- [Short exercise]
Select the lines below containing the word "does".
--- begin Dataset content ---
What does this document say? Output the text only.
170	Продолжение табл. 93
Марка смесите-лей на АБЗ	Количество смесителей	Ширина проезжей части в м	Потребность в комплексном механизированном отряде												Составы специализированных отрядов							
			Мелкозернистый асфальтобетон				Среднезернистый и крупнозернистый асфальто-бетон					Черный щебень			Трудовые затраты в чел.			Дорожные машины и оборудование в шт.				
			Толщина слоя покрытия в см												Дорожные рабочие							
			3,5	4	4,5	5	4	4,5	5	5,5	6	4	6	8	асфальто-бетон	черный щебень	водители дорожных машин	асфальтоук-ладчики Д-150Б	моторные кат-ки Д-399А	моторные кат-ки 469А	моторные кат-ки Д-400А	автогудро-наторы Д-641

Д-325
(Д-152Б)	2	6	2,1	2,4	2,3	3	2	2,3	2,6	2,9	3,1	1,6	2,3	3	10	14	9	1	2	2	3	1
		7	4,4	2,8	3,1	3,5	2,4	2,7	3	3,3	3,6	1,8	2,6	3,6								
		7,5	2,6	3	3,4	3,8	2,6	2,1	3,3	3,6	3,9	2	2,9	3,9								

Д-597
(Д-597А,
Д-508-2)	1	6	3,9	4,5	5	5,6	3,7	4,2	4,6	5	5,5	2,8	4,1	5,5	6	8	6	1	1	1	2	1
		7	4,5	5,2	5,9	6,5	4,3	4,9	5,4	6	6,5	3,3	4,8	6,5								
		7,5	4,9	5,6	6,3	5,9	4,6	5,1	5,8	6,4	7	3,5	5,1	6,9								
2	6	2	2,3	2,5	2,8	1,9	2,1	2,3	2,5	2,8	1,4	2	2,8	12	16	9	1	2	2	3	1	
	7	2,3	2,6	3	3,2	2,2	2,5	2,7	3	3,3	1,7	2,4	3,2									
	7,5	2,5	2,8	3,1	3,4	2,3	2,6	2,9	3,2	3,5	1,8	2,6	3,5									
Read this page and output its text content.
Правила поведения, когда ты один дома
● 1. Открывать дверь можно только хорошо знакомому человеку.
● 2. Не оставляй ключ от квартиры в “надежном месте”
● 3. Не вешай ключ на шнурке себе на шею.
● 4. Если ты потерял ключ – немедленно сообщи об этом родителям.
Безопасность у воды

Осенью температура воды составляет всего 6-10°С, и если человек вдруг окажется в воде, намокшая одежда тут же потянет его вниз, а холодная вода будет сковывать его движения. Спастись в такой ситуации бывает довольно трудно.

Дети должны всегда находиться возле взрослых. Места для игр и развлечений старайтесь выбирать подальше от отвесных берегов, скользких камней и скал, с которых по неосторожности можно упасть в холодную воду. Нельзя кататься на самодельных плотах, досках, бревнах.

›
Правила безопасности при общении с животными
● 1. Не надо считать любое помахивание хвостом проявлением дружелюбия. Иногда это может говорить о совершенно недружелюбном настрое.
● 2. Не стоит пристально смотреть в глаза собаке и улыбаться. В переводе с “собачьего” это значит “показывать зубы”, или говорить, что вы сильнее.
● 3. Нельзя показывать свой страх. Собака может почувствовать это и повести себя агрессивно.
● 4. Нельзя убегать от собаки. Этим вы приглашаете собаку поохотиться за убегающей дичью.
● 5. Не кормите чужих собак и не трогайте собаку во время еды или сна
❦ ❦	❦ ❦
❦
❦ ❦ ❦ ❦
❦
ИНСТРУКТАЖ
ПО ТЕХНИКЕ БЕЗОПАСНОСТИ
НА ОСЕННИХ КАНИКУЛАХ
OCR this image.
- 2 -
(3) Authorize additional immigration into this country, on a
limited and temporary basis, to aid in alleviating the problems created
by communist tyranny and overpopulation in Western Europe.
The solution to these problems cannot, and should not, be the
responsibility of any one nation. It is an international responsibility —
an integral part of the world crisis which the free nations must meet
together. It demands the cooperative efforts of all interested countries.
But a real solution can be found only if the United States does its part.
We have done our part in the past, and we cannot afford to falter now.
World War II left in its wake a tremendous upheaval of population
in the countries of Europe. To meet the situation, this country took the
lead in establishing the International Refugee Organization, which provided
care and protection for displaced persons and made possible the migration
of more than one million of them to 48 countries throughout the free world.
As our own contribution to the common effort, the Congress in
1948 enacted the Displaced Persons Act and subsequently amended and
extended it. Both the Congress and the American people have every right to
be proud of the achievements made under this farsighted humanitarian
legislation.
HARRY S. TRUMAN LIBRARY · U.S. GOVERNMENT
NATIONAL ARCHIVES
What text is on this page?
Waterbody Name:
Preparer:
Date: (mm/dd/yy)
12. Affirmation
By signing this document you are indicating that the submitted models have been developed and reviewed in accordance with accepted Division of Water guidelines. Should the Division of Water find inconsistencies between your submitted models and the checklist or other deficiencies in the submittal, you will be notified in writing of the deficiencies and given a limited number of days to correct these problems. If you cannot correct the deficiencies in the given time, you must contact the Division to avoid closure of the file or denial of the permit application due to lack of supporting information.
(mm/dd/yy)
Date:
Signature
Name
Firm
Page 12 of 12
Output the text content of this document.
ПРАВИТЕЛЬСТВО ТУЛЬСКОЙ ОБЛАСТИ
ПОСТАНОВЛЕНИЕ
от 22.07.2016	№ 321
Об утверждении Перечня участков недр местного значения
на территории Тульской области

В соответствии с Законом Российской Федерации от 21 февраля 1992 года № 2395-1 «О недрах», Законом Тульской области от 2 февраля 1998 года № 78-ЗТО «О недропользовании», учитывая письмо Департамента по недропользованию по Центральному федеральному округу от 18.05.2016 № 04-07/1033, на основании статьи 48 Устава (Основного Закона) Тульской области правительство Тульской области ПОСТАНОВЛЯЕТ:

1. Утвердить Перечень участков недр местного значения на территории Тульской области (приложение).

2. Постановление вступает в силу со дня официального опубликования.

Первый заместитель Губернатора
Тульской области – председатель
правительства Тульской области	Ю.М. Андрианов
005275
--- end Dataset content ---
- [Exercise answer]
What does this document say? Output the text only.
But a real solution can be found only if the United States does its part.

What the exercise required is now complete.